--- WHAT IS BEING ASKED ---
Reproduce every entry exactly, without alteration.

Data extracted from a collection
##############################

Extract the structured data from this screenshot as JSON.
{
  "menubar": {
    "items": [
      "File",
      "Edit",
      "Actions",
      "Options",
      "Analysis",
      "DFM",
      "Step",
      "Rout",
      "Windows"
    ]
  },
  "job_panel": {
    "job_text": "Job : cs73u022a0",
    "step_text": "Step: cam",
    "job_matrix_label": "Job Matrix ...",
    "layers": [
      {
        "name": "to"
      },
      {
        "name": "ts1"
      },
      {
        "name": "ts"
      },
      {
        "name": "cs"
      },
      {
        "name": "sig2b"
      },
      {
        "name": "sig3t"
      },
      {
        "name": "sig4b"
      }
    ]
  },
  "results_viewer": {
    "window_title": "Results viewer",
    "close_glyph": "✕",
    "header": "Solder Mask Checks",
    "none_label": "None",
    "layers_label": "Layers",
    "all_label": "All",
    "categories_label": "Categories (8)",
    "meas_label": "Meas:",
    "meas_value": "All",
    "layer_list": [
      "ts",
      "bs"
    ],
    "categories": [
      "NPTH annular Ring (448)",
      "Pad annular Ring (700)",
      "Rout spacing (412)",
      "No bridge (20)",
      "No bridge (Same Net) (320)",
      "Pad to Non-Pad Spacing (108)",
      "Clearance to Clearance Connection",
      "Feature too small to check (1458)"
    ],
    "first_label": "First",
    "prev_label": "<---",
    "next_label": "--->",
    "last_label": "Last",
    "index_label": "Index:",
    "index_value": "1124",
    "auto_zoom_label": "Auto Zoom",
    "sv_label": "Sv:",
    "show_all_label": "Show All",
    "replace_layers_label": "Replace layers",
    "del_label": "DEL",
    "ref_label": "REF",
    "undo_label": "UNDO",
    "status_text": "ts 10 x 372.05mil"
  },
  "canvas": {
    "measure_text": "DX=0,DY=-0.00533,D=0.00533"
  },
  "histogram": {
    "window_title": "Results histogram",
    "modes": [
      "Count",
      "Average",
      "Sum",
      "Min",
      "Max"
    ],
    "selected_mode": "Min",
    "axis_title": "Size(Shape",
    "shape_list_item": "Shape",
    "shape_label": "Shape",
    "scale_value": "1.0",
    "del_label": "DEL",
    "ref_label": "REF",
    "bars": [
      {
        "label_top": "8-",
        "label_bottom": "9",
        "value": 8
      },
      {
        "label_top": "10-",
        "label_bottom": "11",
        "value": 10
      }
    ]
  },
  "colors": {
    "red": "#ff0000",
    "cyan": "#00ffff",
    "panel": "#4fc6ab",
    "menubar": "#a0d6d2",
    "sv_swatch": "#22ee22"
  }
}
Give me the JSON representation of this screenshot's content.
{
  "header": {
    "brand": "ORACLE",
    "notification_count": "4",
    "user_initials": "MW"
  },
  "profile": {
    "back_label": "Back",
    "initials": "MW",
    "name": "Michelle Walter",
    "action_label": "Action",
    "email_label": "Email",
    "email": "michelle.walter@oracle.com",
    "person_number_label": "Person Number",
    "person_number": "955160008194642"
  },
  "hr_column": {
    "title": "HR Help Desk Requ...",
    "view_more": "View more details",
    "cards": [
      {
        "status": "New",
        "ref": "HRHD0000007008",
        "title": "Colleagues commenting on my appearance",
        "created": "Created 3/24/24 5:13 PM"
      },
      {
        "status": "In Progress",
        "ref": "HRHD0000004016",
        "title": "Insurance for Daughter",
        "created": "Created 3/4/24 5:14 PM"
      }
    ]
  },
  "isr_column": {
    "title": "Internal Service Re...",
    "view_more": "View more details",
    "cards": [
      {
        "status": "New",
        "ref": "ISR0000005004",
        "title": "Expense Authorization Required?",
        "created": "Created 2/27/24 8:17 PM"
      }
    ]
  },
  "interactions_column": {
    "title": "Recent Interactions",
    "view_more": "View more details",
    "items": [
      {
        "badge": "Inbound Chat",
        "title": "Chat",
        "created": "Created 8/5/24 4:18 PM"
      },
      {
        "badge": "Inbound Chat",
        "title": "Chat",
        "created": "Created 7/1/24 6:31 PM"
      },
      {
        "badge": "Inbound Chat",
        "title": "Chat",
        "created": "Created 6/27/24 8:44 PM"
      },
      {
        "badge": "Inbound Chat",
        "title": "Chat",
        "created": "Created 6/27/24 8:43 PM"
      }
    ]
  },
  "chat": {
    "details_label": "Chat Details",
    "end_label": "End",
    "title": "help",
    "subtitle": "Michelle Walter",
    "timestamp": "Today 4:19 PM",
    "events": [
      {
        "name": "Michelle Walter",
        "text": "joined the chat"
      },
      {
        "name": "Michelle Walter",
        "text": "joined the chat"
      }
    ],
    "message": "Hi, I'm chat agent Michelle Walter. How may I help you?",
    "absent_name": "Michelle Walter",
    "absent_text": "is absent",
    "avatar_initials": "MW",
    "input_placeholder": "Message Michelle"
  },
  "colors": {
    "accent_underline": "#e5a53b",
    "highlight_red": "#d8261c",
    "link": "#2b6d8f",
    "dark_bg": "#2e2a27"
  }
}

##############################

--- OUTPUT OF THE TASK ---
Extract the structured data from this screenshot as JSON.
{
  "menubar": {
    "items": [
      "File",
      "Edit",
      "Actions",
      "Options",
      "Analysis",
      "DFM",
      "Step",
      "Rout",
      "Windows"
    ]
  },
  "job_panel": {
    "job_text": "Job : cs73u022a0",
    "step_text": "Step: cam",
    "job_matrix_label": "Job Matrix ...",
    "layers": [
      {
        "name": "to"
      },
      {
        "name": "ts1"
      },
      {
        "name": "ts"
      },
      {
        "name": "cs"
      },
      {
        "name": "sig2b"
      },
      {
        "name": "sig3t"
      },
      {
        "name": "sig4b"
      }
    ]
  },
  "results_viewer": {
    "window_title": "Results viewer",
    "close_glyph": "✕",
    "header": "Solder Mask Checks",
    "none_label": "None",
    "layers_label": "Layers",
    "all_label": "All",
    "categories_label": "Categories (8)",
    "meas_label": "Meas:",
    "meas_value": "All",
    "layer_list": [
      "ts",
      "bs"
    ],
    "categories": [
      "NPTH annular Ring (448)",
      "Pad annular Ring (700)",
      "Rout spacing (412)",
      "No bridge (20)",
      "No bridge (Same Net) (320)",
      "Pad to Non-Pad Spacing (108)",
      "Clearance to Clearance Connection",
      "Feature too small to check (1458)"
    ],
    "first_label": "First",
    "prev_label": "<---",
    "next_label": "--->",
    "last_label": "Last",
    "index_label": "Index:",
    "index_value": "1124",
    "auto_zoom_label": "Auto Zoom",
    "sv_label": "Sv:",
    "show_all_label": "Show All",
    "replace_layers_label": "Replace layers",
    "del_label": "DEL",
    "ref_label": "REF",
    "undo_label": "UNDO",
    "status_text": "ts 10 x 372.05mil"
  },
  "canvas": {
    "measure_text": "DX=0,DY=-0.00533,D=0.00533"
  },
  "histogram": {
    "window_title": "Results histogram",
    "modes": [
      "Count",
      "Average",
      "Sum",
      "Min",
      "Max"
    ],
    "selected_mode": "Min",
    "axis_title": "Size(Shape",
    "shape_list_item": "Shape",
    "shape_label": "Shape",
    "scale_value": "1.0",
    "del_label": "DEL",
    "ref_label": "REF",
    "bars": [
      {
        "label_top": "8-",
        "label_bottom": "9",
        "value": 8
      },
      {
        "label_top": "10-",
        "label_bottom": "11",
        "value": 10
      }
    ]
  },
  "colors": {
    "red": "#ff0000",
    "cyan": "#00ffff",
    "panel": "#4fc6ab",
    "menubar": "#a0d6d2",
    "sv_swatch": "#22ee22"
  }
}
Give me the JSON representation of this screenshot's content.
{
  "header": {
    "brand": "ORACLE",
    "notification_count": "4",
    "user_initials": "MW"
  },
  "profile": {
    "back_label": "Back",
    "initials": "MW",
    "name": "Michelle Walter",
    "action_label": "Action",
    "email_label": "Email",
    "email": "michelle.walter@oracle.com",
    "person_number_label": "Person Number",
    "person_number": "955160008194642"
  },
  "hr_column": {
    "title": "HR Help Desk Requ...",
    "view_more": "View more details",
    "cards": [
      {
        "status": "New",
        "ref": "HRHD0000007008",
        "title": "Colleagues commenting on my appearance",
        "created": "Created 3/24/24 5:13 PM"
      },
      {
        "status": "In Progress",
        "ref": "HRHD0000004016",
        "title": "Insurance for Daughter",
        "created": "Created 3/4/24 5:14 PM"
      }
    ]
  },
  "isr_column": {
    "title": "Internal Service Re...",
    "view_more": "View more details",
    "cards": [
      {
        "status": "New",
        "ref": "ISR0000005004",
        "title": "Expense Authorization Required?",
        "created": "Created 2/27/24 8:17 PM"
      }
    ]
  },
  "interactions_column": {
    "title": "Recent Interactions",
    "view_more": "View more details",
    "items": [
      {
        "badge": "Inbound Chat",
        "title": "Chat",
        "created": "Created 8/5/24 4:18 PM"
      },
      {
        "badge": "Inbound Chat",
        "title": "Chat",
        "created": "Created 7/1/24 6:31 PM"
      },
      {
        "badge": "Inbound Chat",
        "title": "Chat",
        "created": "Created 6/27/24 8:44 PM"
      },
      {
        "badge": "Inbound Chat",
        "title": "Chat",
        "created": "Created 6/27/24 8:43 PM"
      }
    ]
  },
  "chat": {
    "details_label": "Chat Details",
    "end_label": "End",
    "title": "help",
    "subtitle": "Michelle Walter",
    "timestamp": "Today 4:19 PM",
    "events": [
      {
        "name": "Michelle Walter",
        "text": "joined the chat"
      },
      {
        "name": "Michelle Walter",
        "text": "joined the chat"
      }
    ],
    "message": "Hi, I'm chat agent Michelle Walter. How may I help you?",
    "absent_name": "Michelle Walter",
    "absent_text": "is absent",
    "avatar_initials": "MW",
    "input_placeholder": "Message Michelle"
  },
  "colors": {
    "accent_underline": "#e5a53b",
    "highlight_red": "#d8261c",
    "link": "#2b6d8f",
    "dark_bg": "#2e2a27"
  }
}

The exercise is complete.